● WHAT IS ASKED
Reproduce each line of the material precisely.

___

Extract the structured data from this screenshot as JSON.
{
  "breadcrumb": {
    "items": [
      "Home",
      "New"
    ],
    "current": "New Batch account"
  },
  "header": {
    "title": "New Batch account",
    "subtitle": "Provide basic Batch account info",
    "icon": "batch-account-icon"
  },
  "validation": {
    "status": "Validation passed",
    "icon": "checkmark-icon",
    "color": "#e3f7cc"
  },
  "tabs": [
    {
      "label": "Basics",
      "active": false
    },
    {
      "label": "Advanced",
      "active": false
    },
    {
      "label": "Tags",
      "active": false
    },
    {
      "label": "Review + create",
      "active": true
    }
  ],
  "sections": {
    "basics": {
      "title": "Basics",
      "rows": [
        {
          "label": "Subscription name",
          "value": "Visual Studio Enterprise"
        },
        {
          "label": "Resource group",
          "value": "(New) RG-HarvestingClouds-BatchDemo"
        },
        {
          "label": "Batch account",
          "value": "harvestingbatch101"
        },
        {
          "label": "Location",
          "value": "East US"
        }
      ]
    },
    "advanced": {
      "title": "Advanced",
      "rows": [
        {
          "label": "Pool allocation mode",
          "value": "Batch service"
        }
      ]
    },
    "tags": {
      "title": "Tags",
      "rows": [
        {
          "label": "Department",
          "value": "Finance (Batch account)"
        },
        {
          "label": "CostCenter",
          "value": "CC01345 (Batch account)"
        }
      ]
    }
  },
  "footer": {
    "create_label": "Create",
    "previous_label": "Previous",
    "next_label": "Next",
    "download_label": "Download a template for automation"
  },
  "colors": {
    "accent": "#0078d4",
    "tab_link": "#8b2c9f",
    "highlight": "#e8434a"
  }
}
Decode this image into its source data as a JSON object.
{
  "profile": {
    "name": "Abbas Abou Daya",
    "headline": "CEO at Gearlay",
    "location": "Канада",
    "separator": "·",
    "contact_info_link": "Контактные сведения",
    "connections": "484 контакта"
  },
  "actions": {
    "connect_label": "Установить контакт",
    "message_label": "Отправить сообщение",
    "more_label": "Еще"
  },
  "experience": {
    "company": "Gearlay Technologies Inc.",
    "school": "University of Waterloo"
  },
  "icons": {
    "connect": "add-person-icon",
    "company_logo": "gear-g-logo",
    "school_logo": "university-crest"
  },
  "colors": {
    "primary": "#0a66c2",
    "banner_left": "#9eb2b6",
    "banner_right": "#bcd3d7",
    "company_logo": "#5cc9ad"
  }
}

___

● RESULT
Extract the structured data from this screenshot as JSON.
{
  "breadcrumb": {
    "items": [
      "Home",
      "New"
    ],
    "current": "New Batch account"
  },
  "header": {
    "title": "New Batch account",
    "subtitle": "Provide basic Batch account info",
    "icon": "batch-account-icon"
  },
  "validation": {
    "status": "Validation passed",
    "icon": "checkmark-icon",
    "color": "#e3f7cc"
  },
  "tabs": [
    {
      "label": "Basics",
      "active": false
    },
    {
      "label": "Advanced",
      "active": false
    },
    {
      "label": "Tags",
      "active": false
    },
    {
      "label": "Review + create",
      "active": true
    }
  ],
  "sections": {
    "basics": {
      "title": "Basics",
      "rows": [
        {
          "label": "Subscription name",
          "value": "Visual Studio Enterprise"
        },
        {
          "label": "Resource group",
          "value": "(New) RG-HarvestingClouds-BatchDemo"
        },
        {
          "label": "Batch account",
          "value": "harvestingbatch101"
        },
        {
          "label": "Location",
          "value": "East US"
        }
      ]
    },
    "advanced": {
      "title": "Advanced",
      "rows": [
        {
          "label": "Pool allocation mode",
          "value": "Batch service"
        }
      ]
    },
    "tags": {
      "title": "Tags",
      "rows": [
        {
          "label": "Department",
          "value": "Finance (Batch account)"
        },
        {
          "label": "CostCenter",
          "value": "CC01345 (Batch account)"
        }
      ]
    }
  },
  "footer": {
    "create_label": "Create",
    "previous_label": "Previous",
    "next_label": "Next",
    "download_label": "Download a template for automation"
  },
  "colors": {
    "accent": "#0078d4",
    "tab_link": "#8b2c9f",
    "highlight": "#e8434a"
  }
}
Decode this image into its source data as a JSON object.
{
  "profile": {
    "name": "Abbas Abou Daya",
    "headline": "CEO at Gearlay",
    "location": "Канада",
    "separator": "·",
    "contact_info_link": "Контактные сведения",
    "connections": "484 контакта"
  },
  "actions": {
    "connect_label": "Установить контакт",
    "message_label": "Отправить сообщение",
    "more_label": "Еще"
  },
  "experience": {
    "company": "Gearlay Technologies Inc.",
    "school": "University of Waterloo"
  },
  "icons": {
    "connect": "add-person-icon",
    "company_logo": "gear-g-logo",
    "school_logo": "university-crest"
  },
  "colors": {
    "primary": "#0a66c2",
    "banner_left": "#9eb2b6",
    "banner_right": "#bcd3d7",
    "company_logo": "#5cc9ad"
  }
}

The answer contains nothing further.